- Extracted information

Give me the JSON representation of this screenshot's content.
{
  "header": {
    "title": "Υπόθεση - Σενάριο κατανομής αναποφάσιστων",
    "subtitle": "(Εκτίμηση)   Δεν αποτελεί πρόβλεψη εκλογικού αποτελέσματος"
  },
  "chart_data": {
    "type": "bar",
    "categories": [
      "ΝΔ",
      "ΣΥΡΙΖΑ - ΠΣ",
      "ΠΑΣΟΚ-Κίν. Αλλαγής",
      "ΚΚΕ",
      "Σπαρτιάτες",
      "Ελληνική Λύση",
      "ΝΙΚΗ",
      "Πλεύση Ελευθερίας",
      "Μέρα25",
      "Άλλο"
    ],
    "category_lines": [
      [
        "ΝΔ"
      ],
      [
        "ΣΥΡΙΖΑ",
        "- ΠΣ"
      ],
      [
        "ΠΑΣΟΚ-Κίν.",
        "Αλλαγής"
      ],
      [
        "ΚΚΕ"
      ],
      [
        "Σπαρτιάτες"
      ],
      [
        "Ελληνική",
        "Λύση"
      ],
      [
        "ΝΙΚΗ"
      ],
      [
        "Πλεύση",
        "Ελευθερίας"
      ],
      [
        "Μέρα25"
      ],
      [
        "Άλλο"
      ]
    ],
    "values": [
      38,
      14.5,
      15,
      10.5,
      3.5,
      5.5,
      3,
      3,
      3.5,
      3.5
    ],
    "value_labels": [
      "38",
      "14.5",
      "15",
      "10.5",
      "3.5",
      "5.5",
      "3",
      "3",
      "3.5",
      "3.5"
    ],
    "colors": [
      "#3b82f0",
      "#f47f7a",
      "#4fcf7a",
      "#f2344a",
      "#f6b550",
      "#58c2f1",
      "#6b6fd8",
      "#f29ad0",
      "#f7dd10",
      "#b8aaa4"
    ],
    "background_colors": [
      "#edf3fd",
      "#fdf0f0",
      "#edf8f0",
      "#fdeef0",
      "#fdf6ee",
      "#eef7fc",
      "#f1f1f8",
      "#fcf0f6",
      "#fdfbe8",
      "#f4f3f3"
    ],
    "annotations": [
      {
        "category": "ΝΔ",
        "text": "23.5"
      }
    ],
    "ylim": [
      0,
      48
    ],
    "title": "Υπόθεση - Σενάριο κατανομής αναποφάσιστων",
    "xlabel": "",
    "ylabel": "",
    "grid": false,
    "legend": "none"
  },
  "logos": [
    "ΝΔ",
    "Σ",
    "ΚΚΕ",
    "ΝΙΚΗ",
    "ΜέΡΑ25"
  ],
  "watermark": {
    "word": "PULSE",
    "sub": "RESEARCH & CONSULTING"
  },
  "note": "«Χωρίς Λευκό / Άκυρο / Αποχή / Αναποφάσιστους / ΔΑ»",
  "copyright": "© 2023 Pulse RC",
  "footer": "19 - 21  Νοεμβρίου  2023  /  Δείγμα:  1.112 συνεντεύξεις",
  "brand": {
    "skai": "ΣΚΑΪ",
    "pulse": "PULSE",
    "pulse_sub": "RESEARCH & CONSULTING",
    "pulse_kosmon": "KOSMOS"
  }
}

- Task to complete
Write all of the records out again exactly.

- Task response
Give me the JSON representation of this screenshot's content.
{
  "header": {
    "title": "Υπόθεση - Σενάριο κατανομής αναποφάσιστων",
    "subtitle": "(Εκτίμηση)   Δεν αποτελεί πρόβλεψη εκλογικού αποτελέσματος"
  },
  "chart_data": {
    "type": "bar",
    "categories": [
      "ΝΔ",
      "ΣΥΡΙΖΑ - ΠΣ",
      "ΠΑΣΟΚ-Κίν. Αλλαγής",
      "ΚΚΕ",
      "Σπαρτιάτες",
      "Ελληνική Λύση",
      "ΝΙΚΗ",
      "Πλεύση Ελευθερίας",
      "Μέρα25",
      "Άλλο"
    ],
    "category_lines": [
      [
        "ΝΔ"
      ],
      [
        "ΣΥΡΙΖΑ",
        "- ΠΣ"
      ],
      [
        "ΠΑΣΟΚ-Κίν.",
        "Αλλαγής"
      ],
      [
        "ΚΚΕ"
      ],
      [
        "Σπαρτιάτες"
      ],
      [
        "Ελληνική",
        "Λύση"
      ],
      [
        "ΝΙΚΗ"
      ],
      [
        "Πλεύση",
        "Ελευθερίας"
      ],
      [
        "Μέρα25"
      ],
      [
        "Άλλο"
      ]
    ],
    "values": [
      38,
      14.5,
      15,
      10.5,
      3.5,
      5.5,
      3,
      3,
      3.5,
      3.5
    ],
    "value_labels": [
      "38",
      "14.5",
      "15",
      "10.5",
      "3.5",
      "5.5",
      "3",
      "3",
      "3.5",
      "3.5"
    ],
    "colors": [
      "#3b82f0",
      "#f47f7a",
      "#4fcf7a",
      "#f2344a",
      "#f6b550",
      "#58c2f1",
      "#6b6fd8",
      "#f29ad0",
      "#f7dd10",
      "#b8aaa4"
    ],
    "background_colors": [
      "#edf3fd",
      "#fdf0f0",
      "#edf8f0",
      "#fdeef0",
      "#fdf6ee",
      "#eef7fc",
      "#f1f1f8",
      "#fcf0f6",
      "#fdfbe8",
      "#f4f3f3"
    ],
    "annotations": [
      {
        "category": "ΝΔ",
        "text": "23.5"
      }
    ],
    "ylim": [
      0,
      48
    ],
    "title": "Υπόθεση - Σενάριο κατανομής αναποφάσιστων",
    "xlabel": "",
    "ylabel": "",
    "grid": false,
    "legend": "none"
  },
  "logos": [
    "ΝΔ",
    "Σ",
    "ΚΚΕ",
    "ΝΙΚΗ",
    "ΜέΡΑ25"
  ],
  "watermark": {
    "word": "PULSE",
    "sub": "RESEARCH & CONSULTING"
  },
  "note": "«Χωρίς Λευκό / Άκυρο / Αποχή / Αναποφάσιστους / ΔΑ»",
  "copyright": "© 2023 Pulse RC",
  "footer": "19 - 21  Νοεμβρίου  2023  /  Δείγμα:  1.112 συνεντεύξεις",
  "brand": {
    "skai": "ΣΚΑΪ",
    "pulse": "PULSE",
    "pulse_sub": "RESEARCH & CONSULTING",
    "pulse_kosmon": "KOSMOS"
  }
}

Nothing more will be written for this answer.